■ What you need to do
Quote the listing below in full and exactly as written, but omit every picture.

■ Information supplied
------------------------------------------------------------
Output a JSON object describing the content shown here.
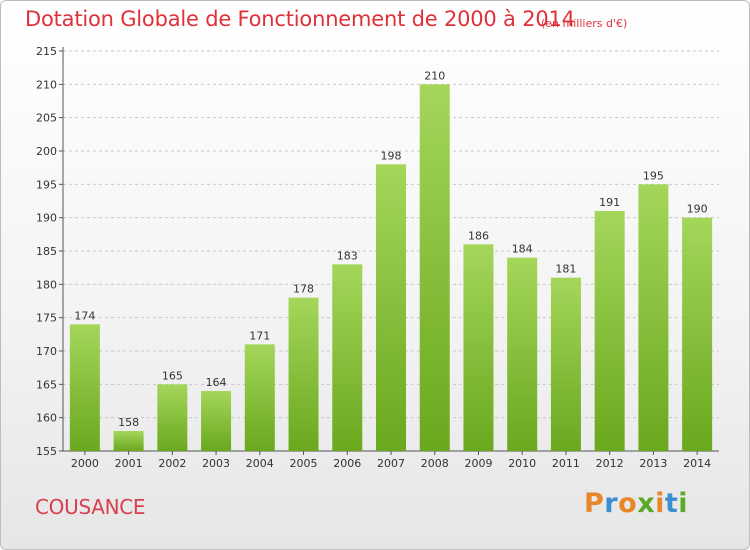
{
  "header": {
    "title": "Dotation Globale de Fonctionnement de 2000 à 2014",
    "subtitle": "(en milliers d'€)"
  },
  "footer": {
    "commune": "COUSANCE",
    "logo": "Proxiti"
  },
  "colors": {
    "title": "#e0303a",
    "bar_light": "#a4d65a",
    "bar_dark": "#6aa81e",
    "logo_letters": [
      "#e8862a",
      "#3a8fd0",
      "#e8862a",
      "#5aaa2a",
      "#e8862a",
      "#3a8fd0",
      "#5aaa2a"
    ]
  },
  "chart_data": {
    "type": "bar",
    "categories": [
      "2000",
      "2001",
      "2002",
      "2003",
      "2004",
      "2005",
      "2006",
      "2007",
      "2008",
      "2009",
      "2010",
      "2011",
      "2012",
      "2013",
      "2014"
    ],
    "values": [
      174,
      158,
      165,
      164,
      171,
      178,
      183,
      198,
      210,
      186,
      184,
      181,
      191,
      195,
      190
    ],
    "ylim": [
      155,
      215
    ],
    "yticks": [
      155,
      160,
      165,
      170,
      175,
      180,
      185,
      190,
      195,
      200,
      205,
      210,
      215
    ],
    "grid": "horizontal-dashed",
    "legend": "none"
  }
}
------------------------------------------------------------
■ Answer below
Output a JSON object describing the content shown here.
{
  "header": {
    "title": "Dotation Globale de Fonctionnement de 2000 à 2014",
    "subtitle": "(en milliers d'€)"
  },
  "footer": {
    "commune": "COUSANCE",
    "logo": "Proxiti"
  },
  "colors": {
    "title": "#e0303a",
    "bar_light": "#a4d65a",
    "bar_dark": "#6aa81e",
    "logo_letters": [
      "#e8862a",
      "#3a8fd0",
      "#e8862a",
      "#5aaa2a",
      "#e8862a",
      "#3a8fd0",
      "#5aaa2a"
    ]
  },
  "chart_data": {
    "type": "bar",
    "categories": [
      "2000",
      "2001",
      "2002",
      "2003",
      "2004",
      "2005",
      "2006",
      "2007",
      "2008",
      "2009",
      "2010",
      "2011",
      "2012",
      "2013",
      "2014"
    ],
    "values": [
      174,
      158,
      165,
      164,
      171,
      178,
      183,
      198,
      210,
      186,
      184,
      181,
      191,
      195,
      190
    ],
    "ylim": [
      155,
      215
    ],
    "yticks": [
      155,
      160,
      165,
      170,
      175,
      180,
      185,
      190,
      195,
      200,
      205,
      210,
      215
    ],
    "grid": "horizontal-dashed",
    "legend": "none"
  }
}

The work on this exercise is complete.